* [Work to do]: Present each line of the entries below that holds the word "Tube".

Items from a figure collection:
-- Begin --

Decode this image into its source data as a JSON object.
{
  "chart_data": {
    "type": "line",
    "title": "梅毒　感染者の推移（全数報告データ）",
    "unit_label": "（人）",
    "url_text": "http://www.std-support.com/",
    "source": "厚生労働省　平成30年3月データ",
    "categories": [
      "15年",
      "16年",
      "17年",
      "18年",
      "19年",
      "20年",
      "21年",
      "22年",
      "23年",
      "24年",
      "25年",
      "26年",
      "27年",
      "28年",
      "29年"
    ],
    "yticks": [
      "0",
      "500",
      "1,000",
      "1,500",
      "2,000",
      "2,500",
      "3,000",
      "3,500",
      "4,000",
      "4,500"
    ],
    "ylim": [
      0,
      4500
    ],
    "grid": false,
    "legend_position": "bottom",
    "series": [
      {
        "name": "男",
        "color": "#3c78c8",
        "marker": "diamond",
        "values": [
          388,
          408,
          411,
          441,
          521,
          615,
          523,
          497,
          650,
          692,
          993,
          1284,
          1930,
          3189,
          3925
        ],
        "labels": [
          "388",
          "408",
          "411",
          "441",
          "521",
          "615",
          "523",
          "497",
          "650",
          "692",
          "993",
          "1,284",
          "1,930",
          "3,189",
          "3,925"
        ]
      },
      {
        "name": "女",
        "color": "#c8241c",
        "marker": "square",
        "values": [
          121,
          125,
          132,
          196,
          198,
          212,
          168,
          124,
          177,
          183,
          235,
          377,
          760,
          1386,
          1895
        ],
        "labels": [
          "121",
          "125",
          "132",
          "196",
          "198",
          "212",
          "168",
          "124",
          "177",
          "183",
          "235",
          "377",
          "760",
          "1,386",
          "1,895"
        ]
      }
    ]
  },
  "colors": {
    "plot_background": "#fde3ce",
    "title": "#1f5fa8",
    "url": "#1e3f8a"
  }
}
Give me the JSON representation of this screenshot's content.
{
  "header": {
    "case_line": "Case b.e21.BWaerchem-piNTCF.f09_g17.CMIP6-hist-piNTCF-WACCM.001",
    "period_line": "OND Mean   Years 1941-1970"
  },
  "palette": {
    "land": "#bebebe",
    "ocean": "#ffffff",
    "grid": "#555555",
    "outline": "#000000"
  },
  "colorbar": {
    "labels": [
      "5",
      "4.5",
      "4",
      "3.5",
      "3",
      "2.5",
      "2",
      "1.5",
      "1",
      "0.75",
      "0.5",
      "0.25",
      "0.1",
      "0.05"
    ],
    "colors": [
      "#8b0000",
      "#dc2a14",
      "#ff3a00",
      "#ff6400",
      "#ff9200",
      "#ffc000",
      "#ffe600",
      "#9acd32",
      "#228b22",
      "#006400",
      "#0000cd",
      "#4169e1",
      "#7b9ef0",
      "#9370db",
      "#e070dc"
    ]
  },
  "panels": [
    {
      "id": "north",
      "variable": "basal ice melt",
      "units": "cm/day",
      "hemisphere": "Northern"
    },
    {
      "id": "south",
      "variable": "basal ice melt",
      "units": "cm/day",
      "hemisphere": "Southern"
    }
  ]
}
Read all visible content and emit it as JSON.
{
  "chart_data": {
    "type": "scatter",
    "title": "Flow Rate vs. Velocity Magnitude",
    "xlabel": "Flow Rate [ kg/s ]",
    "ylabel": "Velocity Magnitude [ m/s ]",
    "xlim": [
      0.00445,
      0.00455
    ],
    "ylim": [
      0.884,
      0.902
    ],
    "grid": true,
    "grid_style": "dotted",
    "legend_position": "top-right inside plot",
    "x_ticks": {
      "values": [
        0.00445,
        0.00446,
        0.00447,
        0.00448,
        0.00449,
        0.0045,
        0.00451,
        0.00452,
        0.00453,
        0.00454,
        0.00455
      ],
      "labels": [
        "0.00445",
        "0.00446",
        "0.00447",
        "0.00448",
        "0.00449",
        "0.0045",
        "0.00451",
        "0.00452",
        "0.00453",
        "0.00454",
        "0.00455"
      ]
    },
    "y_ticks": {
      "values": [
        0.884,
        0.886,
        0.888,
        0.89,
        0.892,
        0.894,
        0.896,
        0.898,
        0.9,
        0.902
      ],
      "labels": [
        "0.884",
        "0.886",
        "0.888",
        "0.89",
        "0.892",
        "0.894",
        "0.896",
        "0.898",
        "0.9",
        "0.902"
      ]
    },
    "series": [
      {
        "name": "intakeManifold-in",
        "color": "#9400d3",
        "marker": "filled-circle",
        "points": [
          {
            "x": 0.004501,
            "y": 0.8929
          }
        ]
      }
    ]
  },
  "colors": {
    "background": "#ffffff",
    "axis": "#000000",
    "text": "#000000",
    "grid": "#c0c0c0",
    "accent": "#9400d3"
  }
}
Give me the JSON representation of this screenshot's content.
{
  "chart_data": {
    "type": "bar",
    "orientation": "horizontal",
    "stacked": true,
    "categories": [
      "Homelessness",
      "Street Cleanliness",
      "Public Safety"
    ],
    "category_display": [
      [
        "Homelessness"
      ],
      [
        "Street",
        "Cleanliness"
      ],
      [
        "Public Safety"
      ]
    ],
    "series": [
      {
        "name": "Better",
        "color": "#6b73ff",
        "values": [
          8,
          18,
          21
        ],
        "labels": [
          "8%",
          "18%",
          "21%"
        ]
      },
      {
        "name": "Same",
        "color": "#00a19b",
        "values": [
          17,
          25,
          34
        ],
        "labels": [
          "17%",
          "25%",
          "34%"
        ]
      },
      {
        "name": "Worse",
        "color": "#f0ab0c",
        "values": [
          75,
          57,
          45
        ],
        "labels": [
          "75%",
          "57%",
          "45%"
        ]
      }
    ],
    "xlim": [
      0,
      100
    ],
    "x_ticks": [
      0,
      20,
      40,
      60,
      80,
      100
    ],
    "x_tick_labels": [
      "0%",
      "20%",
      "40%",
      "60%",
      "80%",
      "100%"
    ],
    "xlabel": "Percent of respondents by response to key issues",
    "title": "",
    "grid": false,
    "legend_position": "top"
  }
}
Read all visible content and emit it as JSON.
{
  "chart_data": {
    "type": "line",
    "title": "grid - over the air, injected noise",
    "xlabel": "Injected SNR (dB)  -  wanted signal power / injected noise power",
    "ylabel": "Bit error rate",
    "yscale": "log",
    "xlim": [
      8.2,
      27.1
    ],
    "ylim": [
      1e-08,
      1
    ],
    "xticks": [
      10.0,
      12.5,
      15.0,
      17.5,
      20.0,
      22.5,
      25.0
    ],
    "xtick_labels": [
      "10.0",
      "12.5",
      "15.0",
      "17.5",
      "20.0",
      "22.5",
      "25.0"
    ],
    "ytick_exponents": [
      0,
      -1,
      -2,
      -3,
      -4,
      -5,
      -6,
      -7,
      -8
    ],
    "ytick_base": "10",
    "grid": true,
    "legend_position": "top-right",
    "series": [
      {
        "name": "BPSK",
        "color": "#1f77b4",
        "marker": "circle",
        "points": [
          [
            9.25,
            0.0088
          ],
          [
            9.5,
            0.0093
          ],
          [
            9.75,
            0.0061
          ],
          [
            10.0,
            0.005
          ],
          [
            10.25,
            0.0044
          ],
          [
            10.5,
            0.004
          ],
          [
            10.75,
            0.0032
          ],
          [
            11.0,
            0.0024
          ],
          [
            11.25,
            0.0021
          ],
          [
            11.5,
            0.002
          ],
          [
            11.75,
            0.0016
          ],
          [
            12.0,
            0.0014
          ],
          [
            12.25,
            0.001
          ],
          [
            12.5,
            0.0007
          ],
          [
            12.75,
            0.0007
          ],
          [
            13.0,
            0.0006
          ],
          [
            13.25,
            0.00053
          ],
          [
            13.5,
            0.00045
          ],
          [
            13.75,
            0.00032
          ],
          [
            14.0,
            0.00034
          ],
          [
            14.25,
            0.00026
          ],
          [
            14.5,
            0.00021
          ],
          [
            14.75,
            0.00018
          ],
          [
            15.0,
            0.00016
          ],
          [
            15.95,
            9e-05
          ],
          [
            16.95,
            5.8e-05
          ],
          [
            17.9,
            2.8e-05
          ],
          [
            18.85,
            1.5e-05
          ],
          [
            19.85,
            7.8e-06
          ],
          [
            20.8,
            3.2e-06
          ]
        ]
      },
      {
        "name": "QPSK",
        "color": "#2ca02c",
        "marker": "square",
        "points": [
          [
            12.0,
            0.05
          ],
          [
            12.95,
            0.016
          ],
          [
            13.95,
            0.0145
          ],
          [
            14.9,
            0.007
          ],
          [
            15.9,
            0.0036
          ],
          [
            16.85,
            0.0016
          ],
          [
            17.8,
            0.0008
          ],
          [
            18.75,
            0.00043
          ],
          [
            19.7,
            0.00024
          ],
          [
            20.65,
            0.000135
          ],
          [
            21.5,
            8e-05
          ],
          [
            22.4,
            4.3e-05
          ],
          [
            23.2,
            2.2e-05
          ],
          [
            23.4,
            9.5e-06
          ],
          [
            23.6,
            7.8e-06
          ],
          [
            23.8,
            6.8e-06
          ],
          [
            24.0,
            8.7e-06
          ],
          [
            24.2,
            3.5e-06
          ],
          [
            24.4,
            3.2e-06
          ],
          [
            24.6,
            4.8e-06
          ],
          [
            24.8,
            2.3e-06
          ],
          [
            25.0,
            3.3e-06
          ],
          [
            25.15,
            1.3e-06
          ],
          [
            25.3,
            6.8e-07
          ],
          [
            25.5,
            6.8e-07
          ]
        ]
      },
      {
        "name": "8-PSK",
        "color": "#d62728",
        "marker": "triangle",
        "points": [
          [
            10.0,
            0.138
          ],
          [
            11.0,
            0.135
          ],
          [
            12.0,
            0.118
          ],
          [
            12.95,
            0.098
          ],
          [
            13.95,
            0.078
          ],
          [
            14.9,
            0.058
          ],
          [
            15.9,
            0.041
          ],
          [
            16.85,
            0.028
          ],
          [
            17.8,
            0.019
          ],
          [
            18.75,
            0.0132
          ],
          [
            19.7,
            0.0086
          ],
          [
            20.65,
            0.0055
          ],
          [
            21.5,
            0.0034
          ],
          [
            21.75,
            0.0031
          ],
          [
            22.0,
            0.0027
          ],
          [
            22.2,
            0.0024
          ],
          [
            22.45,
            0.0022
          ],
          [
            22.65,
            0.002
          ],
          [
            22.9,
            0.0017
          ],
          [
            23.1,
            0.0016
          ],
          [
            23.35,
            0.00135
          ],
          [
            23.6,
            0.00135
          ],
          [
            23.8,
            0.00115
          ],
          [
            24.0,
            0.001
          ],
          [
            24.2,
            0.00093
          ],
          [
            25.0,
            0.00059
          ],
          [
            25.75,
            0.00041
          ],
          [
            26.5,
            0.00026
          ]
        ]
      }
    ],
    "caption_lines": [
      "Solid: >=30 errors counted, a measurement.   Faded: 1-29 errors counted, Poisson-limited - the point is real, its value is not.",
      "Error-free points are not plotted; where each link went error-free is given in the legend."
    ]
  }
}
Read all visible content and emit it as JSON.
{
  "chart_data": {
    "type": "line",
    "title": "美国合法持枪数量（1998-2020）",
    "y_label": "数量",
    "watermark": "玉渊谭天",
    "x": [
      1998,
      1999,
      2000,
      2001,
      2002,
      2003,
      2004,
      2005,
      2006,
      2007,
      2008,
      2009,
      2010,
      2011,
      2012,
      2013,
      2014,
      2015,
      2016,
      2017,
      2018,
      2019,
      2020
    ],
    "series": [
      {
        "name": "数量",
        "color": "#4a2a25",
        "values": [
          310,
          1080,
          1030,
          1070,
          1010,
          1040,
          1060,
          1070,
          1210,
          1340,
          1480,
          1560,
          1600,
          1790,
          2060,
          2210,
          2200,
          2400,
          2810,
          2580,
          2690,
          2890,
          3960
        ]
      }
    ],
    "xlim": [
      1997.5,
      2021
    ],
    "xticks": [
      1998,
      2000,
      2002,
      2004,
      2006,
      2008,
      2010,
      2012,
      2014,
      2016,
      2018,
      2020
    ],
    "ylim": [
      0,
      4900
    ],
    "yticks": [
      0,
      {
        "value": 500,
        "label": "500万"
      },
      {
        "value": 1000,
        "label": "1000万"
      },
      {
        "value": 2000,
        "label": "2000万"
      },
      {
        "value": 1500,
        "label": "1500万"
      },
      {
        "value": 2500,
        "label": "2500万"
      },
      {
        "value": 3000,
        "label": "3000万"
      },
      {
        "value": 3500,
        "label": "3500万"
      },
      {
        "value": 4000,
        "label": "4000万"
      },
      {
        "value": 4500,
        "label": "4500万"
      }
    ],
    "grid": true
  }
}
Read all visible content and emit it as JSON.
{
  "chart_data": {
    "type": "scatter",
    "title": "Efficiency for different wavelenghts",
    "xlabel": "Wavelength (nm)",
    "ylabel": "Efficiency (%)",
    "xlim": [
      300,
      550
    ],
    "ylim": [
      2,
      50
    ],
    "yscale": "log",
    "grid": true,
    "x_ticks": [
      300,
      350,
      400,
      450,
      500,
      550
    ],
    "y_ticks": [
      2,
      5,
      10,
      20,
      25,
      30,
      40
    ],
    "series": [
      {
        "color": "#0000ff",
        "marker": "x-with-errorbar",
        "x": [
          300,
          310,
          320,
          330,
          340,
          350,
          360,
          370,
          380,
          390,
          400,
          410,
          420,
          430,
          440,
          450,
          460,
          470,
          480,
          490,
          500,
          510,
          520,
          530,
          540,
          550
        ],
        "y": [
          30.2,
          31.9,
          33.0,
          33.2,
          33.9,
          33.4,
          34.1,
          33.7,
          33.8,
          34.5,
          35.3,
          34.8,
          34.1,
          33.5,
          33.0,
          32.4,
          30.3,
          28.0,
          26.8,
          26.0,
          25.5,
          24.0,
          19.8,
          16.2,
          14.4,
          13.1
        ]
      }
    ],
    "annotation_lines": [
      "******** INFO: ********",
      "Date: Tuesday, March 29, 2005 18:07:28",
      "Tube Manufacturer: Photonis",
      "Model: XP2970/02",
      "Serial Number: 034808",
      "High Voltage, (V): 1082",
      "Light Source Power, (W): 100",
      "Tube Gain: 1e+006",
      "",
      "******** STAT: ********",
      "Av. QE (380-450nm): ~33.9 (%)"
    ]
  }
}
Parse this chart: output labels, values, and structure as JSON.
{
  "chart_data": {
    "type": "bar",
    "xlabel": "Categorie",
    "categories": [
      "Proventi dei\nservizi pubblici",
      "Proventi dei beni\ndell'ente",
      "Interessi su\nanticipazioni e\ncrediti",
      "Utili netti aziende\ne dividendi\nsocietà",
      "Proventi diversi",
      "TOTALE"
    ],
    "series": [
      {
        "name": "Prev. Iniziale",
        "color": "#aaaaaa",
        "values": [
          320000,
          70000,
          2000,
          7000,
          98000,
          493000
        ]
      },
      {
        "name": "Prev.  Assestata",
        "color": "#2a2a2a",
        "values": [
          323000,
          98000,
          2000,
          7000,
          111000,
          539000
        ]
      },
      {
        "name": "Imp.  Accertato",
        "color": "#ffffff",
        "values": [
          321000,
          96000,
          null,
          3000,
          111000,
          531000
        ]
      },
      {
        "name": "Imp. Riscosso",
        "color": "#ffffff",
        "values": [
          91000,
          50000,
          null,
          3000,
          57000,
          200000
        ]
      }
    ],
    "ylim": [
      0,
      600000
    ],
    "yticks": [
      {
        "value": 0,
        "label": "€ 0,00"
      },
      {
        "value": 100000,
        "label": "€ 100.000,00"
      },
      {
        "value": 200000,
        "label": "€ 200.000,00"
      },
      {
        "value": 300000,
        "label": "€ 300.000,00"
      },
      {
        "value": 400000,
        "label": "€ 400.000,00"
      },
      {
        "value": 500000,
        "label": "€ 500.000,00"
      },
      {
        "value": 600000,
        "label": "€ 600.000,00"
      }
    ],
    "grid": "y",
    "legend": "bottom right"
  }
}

-- End --

* [The reply]:
      "Tube Manufacturer: Photonis",
      "Tube Gain: 1e+006",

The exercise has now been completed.